• Problem: Reproduce the following material exactly, including every line.

------ Given data

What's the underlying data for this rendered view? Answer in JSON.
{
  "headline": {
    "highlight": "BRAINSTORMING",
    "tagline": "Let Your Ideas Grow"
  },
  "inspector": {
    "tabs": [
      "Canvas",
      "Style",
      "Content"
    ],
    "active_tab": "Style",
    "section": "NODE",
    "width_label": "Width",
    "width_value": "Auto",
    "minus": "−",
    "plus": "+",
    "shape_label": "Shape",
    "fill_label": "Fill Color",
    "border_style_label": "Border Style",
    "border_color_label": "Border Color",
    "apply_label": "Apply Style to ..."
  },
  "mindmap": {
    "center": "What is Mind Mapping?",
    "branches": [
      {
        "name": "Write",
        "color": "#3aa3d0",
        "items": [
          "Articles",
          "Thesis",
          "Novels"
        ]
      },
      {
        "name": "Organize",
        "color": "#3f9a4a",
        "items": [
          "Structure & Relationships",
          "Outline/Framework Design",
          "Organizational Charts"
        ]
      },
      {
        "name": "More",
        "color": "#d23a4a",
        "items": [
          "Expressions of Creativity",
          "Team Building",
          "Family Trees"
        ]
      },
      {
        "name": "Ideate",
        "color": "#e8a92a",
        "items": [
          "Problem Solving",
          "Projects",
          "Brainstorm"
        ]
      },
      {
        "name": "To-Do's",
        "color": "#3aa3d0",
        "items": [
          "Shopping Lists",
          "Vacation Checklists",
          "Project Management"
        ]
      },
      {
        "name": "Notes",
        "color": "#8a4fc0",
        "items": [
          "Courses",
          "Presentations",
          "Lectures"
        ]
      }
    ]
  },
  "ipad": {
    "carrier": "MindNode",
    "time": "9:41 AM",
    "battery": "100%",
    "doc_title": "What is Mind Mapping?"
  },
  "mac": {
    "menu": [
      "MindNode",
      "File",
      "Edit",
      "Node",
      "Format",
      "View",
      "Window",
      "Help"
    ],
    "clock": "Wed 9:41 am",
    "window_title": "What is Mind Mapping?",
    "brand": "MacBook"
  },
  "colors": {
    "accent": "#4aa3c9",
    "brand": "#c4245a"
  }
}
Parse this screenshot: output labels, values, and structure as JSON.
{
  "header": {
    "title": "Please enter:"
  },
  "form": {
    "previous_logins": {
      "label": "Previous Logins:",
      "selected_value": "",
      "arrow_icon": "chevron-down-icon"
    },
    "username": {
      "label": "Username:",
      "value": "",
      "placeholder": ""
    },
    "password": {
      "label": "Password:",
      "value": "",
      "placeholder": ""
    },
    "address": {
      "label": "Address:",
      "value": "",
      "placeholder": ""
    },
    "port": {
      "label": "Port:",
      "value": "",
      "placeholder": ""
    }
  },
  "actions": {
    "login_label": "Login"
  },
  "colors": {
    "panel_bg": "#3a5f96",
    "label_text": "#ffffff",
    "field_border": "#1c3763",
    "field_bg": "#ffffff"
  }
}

------------

• Written response:
What's the underlying data for this rendered view? Answer in JSON.
{
  "headline": {
    "highlight": "BRAINSTORMING",
    "tagline": "Let Your Ideas Grow"
  },
  "inspector": {
    "tabs": [
      "Canvas",
      "Style",
      "Content"
    ],
    "active_tab": "Style",
    "section": "NODE",
    "width_label": "Width",
    "width_value": "Auto",
    "minus": "−",
    "plus": "+",
    "shape_label": "Shape",
    "fill_label": "Fill Color",
    "border_style_label": "Border Style",
    "border_color_label": "Border Color",
    "apply_label": "Apply Style to ..."
  },
  "mindmap": {
    "center": "What is Mind Mapping?",
    "branches": [
      {
        "name": "Write",
        "color": "#3aa3d0",
        "items": [
          "Articles",
          "Thesis",
          "Novels"
        ]
      },
      {
        "name": "Organize",
        "color": "#3f9a4a",
        "items": [
          "Structure & Relationships",
          "Outline/Framework Design",
          "Organizational Charts"
        ]
      },
      {
        "name": "More",
        "color": "#d23a4a",
        "items": [
          "Expressions of Creativity",
          "Team Building",
          "Family Trees"
        ]
      },
      {
        "name": "Ideate",
        "color": "#e8a92a",
        "items": [
          "Problem Solving",
          "Projects",
          "Brainstorm"
        ]
      },
      {
        "name": "To-Do's",
        "color": "#3aa3d0",
        "items": [
          "Shopping Lists",
          "Vacation Checklists",
          "Project Management"
        ]
      },
      {
        "name": "Notes",
        "color": "#8a4fc0",
        "items": [
          "Courses",
          "Presentations",
          "Lectures"
        ]
      }
    ]
  },
  "ipad": {
    "carrier": "MindNode",
    "time": "9:41 AM",
    "battery": "100%",
    "doc_title": "What is Mind Mapping?"
  },
  "mac": {
    "menu": [
      "MindNode",
      "File",
      "Edit",
      "Node",
      "Format",
      "View",
      "Window",
      "Help"
    ],
    "clock": "Wed 9:41 am",
    "window_title": "What is Mind Mapping?",
    "brand": "MacBook"
  },
  "colors": {
    "accent": "#4aa3c9",
    "brand": "#c4245a"
  }
}
Parse this screenshot: output labels, values, and structure as JSON.
{
  "header": {
    "title": "Please enter:"
  },
  "form": {
    "previous_logins": {
      "label": "Previous Logins:",
      "selected_value": "",
      "arrow_icon": "chevron-down-icon"
    },
    "username": {
      "label": "Username:",
      "value": "",
      "placeholder": ""
    },
    "password": {
      "label": "Password:",
      "value": "",
      "placeholder": ""
    },
    "address": {
      "label": "Address:",
      "value": "",
      "placeholder": ""
    },
    "port": {
      "label": "Port:",
      "value": "",
      "placeholder": ""
    }
  },
  "actions": {
    "login_label": "Login"
  },
  "colors": {
    "panel_bg": "#3a5f96",
    "label_text": "#ffffff",
    "field_border": "#1c3763",
    "field_bg": "#ffffff"
  }
}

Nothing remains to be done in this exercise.